(Page segmentation data)
<<<<
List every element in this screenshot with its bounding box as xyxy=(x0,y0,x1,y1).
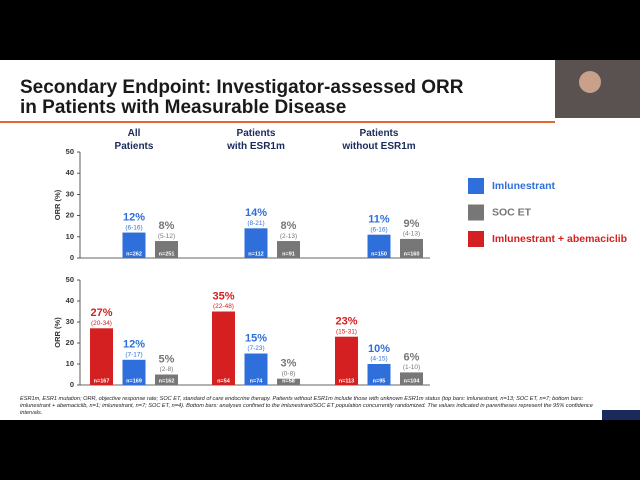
value-label: 6% xyxy=(404,351,420,363)
ci-label: (15-31) xyxy=(336,328,357,335)
legend-label: SOC ET xyxy=(492,206,532,218)
footnote: ESR1m, ESR1 mutation; ORR, objective res… xyxy=(20,396,593,416)
ci-label: (2-13) xyxy=(280,233,297,240)
bar xyxy=(122,232,146,258)
bar xyxy=(244,353,268,385)
n-label: n=54 xyxy=(217,378,231,384)
value-label: 23% xyxy=(335,316,357,328)
value-label: 10% xyxy=(368,343,390,355)
n-label: n=162 xyxy=(159,378,175,384)
ci-label: (6-16) xyxy=(370,226,387,233)
y-axis-label: ORR (%) xyxy=(53,189,62,220)
bar xyxy=(277,378,300,385)
n-label: n=167 xyxy=(94,378,110,384)
bar xyxy=(400,238,423,258)
value-label: 3% xyxy=(281,358,297,370)
legend-swatch xyxy=(468,178,484,194)
ci-label: (7-17) xyxy=(125,352,142,359)
y-tick-label: 20 xyxy=(66,338,74,347)
ci-label: (22-48) xyxy=(213,303,234,310)
legend-swatch xyxy=(468,204,484,221)
n-label: n=160 xyxy=(404,251,420,257)
group-header: All Patients xyxy=(115,128,154,152)
bar xyxy=(212,311,235,385)
bar xyxy=(155,374,178,385)
n-label: n=169 xyxy=(126,378,142,384)
ci-label: (5-12) xyxy=(158,233,175,240)
ci-label: (0-8) xyxy=(282,370,296,377)
value-label: 5% xyxy=(159,353,175,365)
ci-label: (6-16) xyxy=(125,224,142,231)
n-label: n=104 xyxy=(404,378,421,384)
n-label: n=113 xyxy=(339,378,354,384)
value-label: 27% xyxy=(90,307,112,319)
value-label: 12% xyxy=(123,211,145,223)
value-label: 12% xyxy=(123,339,145,351)
webcam-face xyxy=(579,71,601,93)
ci-label: (4-15) xyxy=(370,356,387,363)
legend-label: Imlunestrant xyxy=(492,180,556,192)
y-tick-label: 40 xyxy=(66,168,74,177)
value-label: 11% xyxy=(368,214,390,226)
n-label: n=262 xyxy=(126,251,142,257)
value-label: 8% xyxy=(281,220,297,232)
value-label: 9% xyxy=(404,218,420,230)
group-header: Patients with ESR1m xyxy=(226,128,285,152)
slide-title: Secondary Endpoint: Investigator-assesse… xyxy=(20,77,464,98)
n-label: n=112 xyxy=(248,251,263,257)
y-tick-label: 20 xyxy=(66,211,74,220)
legend-swatch xyxy=(468,231,484,247)
value-label: 35% xyxy=(212,290,234,302)
ci-label: (7-23) xyxy=(247,345,264,352)
y-tick-label: 0 xyxy=(70,380,74,389)
bar xyxy=(244,228,268,258)
corner-logo xyxy=(602,410,640,420)
ci-label: (8-21) xyxy=(247,220,264,227)
y-tick-label: 10 xyxy=(66,232,74,241)
bar xyxy=(90,328,113,385)
bar xyxy=(367,364,391,385)
n-label: n=251 xyxy=(159,251,175,257)
y-tick-label: 10 xyxy=(66,359,74,368)
n-label: n=95 xyxy=(373,378,386,384)
y-tick-label: 40 xyxy=(66,296,74,305)
n-label: n=58 xyxy=(282,378,295,384)
ci-label: (20-34) xyxy=(91,320,112,327)
n-label: n=91 xyxy=(282,251,295,257)
value-label: 8% xyxy=(159,220,175,232)
bar xyxy=(155,241,178,258)
n-label: n=74 xyxy=(250,378,264,384)
bar xyxy=(400,372,423,385)
y-tick-label: 30 xyxy=(66,189,74,198)
y-tick-label: 0 xyxy=(70,253,74,262)
group-header: Patients without ESR1m xyxy=(341,128,415,152)
y-tick-label: 30 xyxy=(66,317,74,326)
slide-title: in Patients with Measurable Disease xyxy=(20,97,346,118)
bar xyxy=(277,241,300,258)
y-tick-label: 50 xyxy=(66,147,74,156)
legend-label: Imlunestrant + abemaciclib xyxy=(492,233,627,245)
n-label: n=150 xyxy=(371,251,387,257)
value-label: 15% xyxy=(245,332,267,344)
title-rule xyxy=(0,121,555,123)
ci-label: (1-10) xyxy=(403,364,420,371)
bar xyxy=(367,234,391,258)
ci-label: (2-8) xyxy=(160,366,174,373)
bar xyxy=(122,359,146,385)
y-axis-label: ORR (%) xyxy=(53,317,62,348)
value-label: 14% xyxy=(245,207,267,219)
y-tick-label: 50 xyxy=(66,275,74,284)
ci-label: (4-13) xyxy=(403,231,420,238)
bar xyxy=(335,336,358,385)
>>>>
Filter the entries and copy each line with "Patients".

> [Output for this exercise]
group-header: All Patients xyxy=(115,128,154,152)
group-header: Patients with ESR1m xyxy=(226,128,285,152)
group-header: Patients without ESR1m xyxy=(341,128,415,152)
slide-title: in Patients with Measurable Disease xyxy=(20,97,346,118)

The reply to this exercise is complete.